Exercise task: Show all lines from the data that include the word "encoding".

Supplied records:
____

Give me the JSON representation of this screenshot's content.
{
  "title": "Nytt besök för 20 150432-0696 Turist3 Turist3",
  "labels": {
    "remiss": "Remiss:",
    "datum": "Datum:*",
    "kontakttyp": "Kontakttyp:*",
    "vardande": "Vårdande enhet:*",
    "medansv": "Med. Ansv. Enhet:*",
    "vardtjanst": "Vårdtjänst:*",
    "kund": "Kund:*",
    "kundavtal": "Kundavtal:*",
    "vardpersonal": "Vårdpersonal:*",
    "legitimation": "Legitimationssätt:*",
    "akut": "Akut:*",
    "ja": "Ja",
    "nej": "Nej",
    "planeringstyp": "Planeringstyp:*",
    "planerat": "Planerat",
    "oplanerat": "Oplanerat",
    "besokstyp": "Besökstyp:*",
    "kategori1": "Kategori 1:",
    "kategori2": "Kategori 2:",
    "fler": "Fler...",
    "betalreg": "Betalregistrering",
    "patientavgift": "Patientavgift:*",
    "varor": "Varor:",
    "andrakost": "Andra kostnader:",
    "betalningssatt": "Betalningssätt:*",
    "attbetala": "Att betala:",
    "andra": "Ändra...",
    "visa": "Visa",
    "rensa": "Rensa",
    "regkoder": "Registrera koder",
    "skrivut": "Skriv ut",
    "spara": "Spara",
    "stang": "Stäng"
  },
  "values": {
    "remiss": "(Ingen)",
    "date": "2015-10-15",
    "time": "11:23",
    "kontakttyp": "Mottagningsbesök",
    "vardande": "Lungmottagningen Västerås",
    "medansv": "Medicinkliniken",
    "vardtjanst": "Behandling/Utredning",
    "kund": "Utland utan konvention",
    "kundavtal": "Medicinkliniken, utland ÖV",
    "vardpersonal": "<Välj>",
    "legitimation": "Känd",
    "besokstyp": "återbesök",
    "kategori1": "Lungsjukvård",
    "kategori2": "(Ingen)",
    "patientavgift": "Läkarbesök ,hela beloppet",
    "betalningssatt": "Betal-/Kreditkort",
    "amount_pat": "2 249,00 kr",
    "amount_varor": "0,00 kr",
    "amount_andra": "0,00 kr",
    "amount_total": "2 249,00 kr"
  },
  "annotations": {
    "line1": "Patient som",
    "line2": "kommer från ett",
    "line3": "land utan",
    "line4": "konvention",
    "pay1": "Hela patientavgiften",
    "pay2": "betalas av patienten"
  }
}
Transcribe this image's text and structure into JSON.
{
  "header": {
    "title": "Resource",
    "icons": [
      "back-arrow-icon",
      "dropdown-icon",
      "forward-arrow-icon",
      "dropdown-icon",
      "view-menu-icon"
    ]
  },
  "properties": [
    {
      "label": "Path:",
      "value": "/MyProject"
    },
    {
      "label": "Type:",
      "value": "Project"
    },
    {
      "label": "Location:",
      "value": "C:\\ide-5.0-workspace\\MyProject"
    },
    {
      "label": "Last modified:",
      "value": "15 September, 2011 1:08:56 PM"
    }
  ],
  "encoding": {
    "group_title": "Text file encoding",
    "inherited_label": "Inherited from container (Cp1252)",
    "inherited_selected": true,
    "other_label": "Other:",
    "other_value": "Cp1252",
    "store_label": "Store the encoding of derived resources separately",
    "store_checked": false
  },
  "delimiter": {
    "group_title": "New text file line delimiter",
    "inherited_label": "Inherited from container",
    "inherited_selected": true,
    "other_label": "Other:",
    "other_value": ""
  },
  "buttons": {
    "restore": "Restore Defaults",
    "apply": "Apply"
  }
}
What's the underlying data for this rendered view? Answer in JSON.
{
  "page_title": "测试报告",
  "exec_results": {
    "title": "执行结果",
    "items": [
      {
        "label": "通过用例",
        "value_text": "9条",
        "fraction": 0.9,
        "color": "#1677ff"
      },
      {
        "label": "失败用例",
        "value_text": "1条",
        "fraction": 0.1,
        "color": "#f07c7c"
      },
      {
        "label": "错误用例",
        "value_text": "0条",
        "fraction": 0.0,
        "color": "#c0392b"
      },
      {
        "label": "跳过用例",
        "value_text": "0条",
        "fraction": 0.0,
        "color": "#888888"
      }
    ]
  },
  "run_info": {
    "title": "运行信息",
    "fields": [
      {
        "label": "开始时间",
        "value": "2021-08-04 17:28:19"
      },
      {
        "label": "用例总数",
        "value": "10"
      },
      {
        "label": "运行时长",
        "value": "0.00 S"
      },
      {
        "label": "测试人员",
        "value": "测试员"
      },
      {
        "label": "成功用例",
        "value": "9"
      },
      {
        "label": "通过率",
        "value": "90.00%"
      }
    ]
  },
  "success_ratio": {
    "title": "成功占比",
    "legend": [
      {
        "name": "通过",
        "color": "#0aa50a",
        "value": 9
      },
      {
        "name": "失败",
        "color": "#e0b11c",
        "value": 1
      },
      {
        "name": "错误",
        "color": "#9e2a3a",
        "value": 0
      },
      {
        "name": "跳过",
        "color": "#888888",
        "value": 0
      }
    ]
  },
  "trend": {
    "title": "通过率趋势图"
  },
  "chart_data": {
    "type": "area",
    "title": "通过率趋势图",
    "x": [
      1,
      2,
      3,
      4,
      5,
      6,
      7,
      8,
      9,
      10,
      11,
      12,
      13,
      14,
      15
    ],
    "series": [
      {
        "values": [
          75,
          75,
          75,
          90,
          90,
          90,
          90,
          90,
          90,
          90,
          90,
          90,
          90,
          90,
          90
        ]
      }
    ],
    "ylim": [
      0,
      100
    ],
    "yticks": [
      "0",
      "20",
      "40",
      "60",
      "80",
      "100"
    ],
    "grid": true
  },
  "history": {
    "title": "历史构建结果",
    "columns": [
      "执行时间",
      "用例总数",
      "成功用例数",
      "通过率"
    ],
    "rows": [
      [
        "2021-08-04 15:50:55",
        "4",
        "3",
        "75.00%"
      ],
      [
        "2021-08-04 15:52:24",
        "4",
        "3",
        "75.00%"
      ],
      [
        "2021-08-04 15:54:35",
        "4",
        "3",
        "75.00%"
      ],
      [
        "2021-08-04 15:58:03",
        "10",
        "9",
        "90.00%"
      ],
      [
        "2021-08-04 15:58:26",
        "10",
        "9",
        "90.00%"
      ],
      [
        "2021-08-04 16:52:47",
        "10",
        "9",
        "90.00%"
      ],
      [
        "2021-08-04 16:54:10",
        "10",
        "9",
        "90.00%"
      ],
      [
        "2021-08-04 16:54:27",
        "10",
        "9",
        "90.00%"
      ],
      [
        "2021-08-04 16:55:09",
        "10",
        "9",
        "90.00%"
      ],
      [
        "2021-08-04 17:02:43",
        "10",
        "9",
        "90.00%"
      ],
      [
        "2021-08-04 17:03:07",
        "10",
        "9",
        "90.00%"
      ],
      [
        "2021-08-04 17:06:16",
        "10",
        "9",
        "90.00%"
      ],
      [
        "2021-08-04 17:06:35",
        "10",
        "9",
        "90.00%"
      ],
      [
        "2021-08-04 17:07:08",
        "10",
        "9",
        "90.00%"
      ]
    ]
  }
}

____

Answer to this exercise:
  "encoding": {
    "group_title": "Text file encoding",
    "store_label": "Store the encoding of derived resources separately",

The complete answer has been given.